**Objective:**
All of the records below must be output exactly, with no pictures carried over.

________________________________________

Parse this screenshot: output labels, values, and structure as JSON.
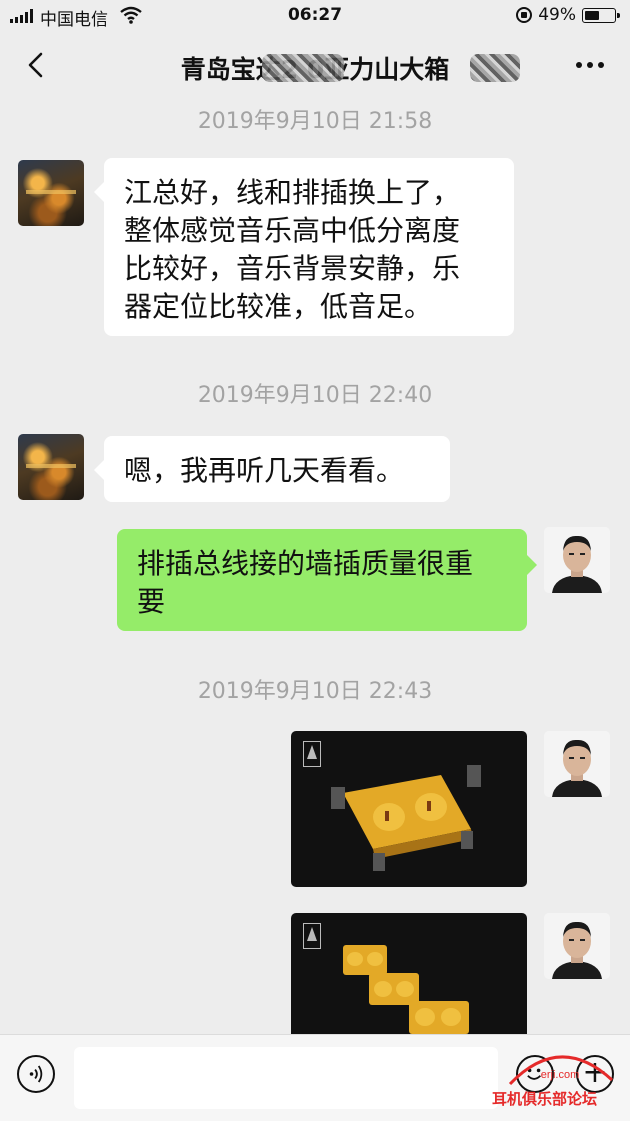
{
  "status_bar": {
    "carrier": "中国电信",
    "time": "06:27",
    "battery": "49%",
    "battery_level": 0.49
  },
  "nav": {
    "title": "青岛宝达2 0亚力山大箱",
    "back_icon": "chevron-left-icon",
    "more_icon": "more-dots-icon"
  },
  "messages": {
    "ts1": "2019年9月10日 21:58",
    "msg1": [
      "江总好，线和排插换上了，",
      "整体感觉音乐高中低分离度",
      "比较好，音乐背景安静，乐",
      "器定位比较准，低音足。"
    ],
    "ts2": "2019年9月10日 22:40",
    "msg2": "嗯，我再听几天看看。",
    "msg3": [
      "排插总线接的墙插质量很重",
      "要"
    ],
    "ts3": "2019年9月10日 22:43"
  },
  "input_bar": {
    "voice_icon": "voice-icon",
    "emoji_icon": "emoji-icon",
    "plus_icon": "plus-icon"
  },
  "watermark": {
    "text": "耳机俱乐部论坛",
    "logo_text": "erji.com"
  },
  "colors": {
    "background": "#ededed",
    "outgoing_bubble": "#95ec69",
    "incoming_bubble": "#ffffff",
    "timestamp": "#a3a3a3",
    "watermark": "#e52a2a"
  }
}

________________________________________

**Output of the task:**
Parse this screenshot: output labels, values, and structure as JSON.
{
  "status_bar": {
    "carrier": "中国电信",
    "time": "06:27",
    "battery": "49%",
    "battery_level": 0.49
  },
  "nav": {
    "title": "青岛宝达2 0亚力山大箱",
    "back_icon": "chevron-left-icon",
    "more_icon": "more-dots-icon"
  },
  "messages": {
    "ts1": "2019年9月10日 21:58",
    "msg1": [
      "江总好，线和排插换上了，",
      "整体感觉音乐高中低分离度",
      "比较好，音乐背景安静，乐",
      "器定位比较准，低音足。"
    ],
    "ts2": "2019年9月10日 22:40",
    "msg2": "嗯，我再听几天看看。",
    "msg3": [
      "排插总线接的墙插质量很重",
      "要"
    ],
    "ts3": "2019年9月10日 22:43"
  },
  "input_bar": {
    "voice_icon": "voice-icon",
    "emoji_icon": "emoji-icon",
    "plus_icon": "plus-icon"
  },
  "watermark": {
    "text": "耳机俱乐部论坛",
    "logo_text": "erji.com"
  },
  "colors": {
    "background": "#ededed",
    "outgoing_bubble": "#95ec69",
    "incoming_bubble": "#ffffff",
    "timestamp": "#a3a3a3",
    "watermark": "#e52a2a"
  }
}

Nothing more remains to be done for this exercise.